WRITTEN INSTRUCTION:
Look below. Copy each line that has "Типовые" in it.

Stored data entries:
::::

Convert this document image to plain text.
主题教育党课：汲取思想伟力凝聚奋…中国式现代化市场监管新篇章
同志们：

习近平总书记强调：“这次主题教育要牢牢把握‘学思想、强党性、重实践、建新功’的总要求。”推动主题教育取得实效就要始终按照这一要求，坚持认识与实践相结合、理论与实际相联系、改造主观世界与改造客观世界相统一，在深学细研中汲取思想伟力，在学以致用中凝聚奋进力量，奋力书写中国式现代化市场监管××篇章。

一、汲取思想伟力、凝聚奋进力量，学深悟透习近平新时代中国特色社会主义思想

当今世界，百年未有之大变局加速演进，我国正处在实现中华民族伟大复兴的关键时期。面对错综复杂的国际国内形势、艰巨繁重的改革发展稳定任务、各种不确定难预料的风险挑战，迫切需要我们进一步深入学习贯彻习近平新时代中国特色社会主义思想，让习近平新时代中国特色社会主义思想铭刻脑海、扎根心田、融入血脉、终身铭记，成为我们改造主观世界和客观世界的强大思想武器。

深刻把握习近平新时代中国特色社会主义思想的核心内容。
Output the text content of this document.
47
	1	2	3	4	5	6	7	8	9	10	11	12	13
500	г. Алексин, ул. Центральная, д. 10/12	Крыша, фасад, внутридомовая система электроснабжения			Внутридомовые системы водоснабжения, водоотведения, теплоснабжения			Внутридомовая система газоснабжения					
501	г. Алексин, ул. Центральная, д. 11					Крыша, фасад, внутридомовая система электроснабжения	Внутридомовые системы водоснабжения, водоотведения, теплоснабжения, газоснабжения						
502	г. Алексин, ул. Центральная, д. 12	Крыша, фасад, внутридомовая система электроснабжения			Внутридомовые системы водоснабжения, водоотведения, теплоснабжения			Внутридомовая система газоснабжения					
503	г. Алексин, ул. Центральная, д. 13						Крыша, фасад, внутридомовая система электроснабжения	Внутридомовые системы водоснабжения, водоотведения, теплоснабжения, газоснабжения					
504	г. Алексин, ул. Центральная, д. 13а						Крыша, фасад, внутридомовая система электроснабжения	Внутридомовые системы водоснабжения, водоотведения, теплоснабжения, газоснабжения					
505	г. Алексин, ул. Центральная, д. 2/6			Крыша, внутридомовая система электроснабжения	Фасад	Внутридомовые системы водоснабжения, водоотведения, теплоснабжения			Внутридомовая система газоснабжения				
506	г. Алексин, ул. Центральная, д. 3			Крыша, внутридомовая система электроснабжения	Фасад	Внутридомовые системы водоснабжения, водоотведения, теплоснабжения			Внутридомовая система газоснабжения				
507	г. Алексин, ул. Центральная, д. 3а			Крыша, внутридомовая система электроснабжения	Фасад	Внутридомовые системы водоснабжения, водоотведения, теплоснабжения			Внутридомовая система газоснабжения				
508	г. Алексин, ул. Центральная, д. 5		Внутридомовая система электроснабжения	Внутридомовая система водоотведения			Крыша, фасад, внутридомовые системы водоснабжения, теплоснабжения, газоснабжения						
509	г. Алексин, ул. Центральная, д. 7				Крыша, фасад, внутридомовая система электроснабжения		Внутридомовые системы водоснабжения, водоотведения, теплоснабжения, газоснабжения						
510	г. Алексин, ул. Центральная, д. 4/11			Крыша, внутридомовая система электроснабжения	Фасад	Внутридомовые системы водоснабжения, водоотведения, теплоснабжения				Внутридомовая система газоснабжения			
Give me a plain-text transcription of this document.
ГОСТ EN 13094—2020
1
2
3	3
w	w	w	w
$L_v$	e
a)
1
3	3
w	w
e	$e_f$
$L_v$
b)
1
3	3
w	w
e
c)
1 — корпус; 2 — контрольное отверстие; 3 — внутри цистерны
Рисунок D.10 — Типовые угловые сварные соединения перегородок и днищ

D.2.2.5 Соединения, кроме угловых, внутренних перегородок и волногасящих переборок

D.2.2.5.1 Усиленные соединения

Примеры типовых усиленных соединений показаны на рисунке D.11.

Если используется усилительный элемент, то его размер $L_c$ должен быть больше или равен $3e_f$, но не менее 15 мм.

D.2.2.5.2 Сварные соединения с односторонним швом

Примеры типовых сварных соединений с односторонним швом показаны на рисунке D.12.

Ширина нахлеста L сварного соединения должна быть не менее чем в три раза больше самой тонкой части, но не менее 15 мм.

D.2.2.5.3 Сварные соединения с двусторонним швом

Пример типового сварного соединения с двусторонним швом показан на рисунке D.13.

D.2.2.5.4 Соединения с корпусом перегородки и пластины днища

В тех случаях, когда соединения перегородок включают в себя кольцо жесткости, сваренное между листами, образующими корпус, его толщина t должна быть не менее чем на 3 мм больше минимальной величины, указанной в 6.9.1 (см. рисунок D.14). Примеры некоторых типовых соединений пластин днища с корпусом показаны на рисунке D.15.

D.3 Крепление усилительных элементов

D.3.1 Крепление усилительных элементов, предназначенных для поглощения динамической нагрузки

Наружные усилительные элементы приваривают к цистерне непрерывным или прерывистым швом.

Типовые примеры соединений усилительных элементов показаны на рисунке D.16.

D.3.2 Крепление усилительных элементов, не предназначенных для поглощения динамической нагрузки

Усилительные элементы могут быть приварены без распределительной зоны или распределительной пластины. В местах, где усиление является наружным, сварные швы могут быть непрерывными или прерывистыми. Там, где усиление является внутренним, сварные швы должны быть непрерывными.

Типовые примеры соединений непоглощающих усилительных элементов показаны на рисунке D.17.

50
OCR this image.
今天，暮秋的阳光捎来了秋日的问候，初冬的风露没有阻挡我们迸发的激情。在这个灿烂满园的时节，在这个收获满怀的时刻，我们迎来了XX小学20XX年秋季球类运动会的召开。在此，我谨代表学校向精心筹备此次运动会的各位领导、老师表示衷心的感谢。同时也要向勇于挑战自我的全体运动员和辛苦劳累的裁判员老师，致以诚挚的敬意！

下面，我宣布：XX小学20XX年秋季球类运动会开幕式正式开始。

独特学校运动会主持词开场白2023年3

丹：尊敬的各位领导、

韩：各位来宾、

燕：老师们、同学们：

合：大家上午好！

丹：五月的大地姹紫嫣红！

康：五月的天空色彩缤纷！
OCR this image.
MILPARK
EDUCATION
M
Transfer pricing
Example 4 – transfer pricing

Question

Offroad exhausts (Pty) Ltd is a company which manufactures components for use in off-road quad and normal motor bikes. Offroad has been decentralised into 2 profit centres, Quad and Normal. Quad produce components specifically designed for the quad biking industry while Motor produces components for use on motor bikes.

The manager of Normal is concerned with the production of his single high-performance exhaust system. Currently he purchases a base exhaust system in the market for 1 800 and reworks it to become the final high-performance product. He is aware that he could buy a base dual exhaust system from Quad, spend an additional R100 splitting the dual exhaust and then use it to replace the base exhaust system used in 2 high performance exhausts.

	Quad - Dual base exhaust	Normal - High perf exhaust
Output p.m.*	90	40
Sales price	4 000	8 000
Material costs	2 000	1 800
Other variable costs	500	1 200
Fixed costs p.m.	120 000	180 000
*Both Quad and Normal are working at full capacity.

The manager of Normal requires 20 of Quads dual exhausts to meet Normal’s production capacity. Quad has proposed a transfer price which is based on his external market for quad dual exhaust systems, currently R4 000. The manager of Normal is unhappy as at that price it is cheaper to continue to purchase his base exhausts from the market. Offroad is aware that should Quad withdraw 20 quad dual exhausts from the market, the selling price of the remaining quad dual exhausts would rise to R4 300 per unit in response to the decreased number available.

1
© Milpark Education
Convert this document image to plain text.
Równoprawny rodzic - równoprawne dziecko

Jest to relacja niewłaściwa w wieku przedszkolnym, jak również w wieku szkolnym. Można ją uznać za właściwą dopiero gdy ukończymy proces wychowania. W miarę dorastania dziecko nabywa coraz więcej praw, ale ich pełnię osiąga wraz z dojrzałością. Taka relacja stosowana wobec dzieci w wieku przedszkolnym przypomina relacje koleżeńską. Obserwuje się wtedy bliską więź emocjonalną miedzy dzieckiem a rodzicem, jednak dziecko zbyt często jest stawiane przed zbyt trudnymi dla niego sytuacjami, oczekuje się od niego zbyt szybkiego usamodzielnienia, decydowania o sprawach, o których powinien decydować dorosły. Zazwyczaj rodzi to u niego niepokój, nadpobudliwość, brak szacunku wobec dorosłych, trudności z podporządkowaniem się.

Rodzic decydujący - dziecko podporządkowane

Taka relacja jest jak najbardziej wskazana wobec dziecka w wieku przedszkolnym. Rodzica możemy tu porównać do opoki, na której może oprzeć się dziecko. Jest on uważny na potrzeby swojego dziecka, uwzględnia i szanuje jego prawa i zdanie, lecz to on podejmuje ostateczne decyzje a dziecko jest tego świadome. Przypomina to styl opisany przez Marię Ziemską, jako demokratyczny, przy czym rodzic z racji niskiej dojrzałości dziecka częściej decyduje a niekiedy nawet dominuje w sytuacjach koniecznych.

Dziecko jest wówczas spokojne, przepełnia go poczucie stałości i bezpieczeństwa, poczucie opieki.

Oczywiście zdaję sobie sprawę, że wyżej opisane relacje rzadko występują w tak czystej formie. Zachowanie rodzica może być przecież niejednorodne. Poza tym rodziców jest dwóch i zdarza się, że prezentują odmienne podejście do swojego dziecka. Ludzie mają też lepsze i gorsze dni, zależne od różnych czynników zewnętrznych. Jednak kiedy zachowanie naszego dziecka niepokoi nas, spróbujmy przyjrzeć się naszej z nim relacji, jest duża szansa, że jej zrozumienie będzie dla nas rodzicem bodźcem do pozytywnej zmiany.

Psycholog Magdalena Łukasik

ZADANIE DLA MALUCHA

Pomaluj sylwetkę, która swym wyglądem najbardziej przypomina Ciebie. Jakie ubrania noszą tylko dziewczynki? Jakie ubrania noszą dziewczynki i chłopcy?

::::

TASK ANSWER:
Рисунок D.10 — Типовые угловые сварные соединения перегородок и днищ
Типовые примеры соединений усилительных элементов показаны на рисунке D.16.
Типовые примеры соединений непоглощающих усилительных элементов показаны на рисунке D.17.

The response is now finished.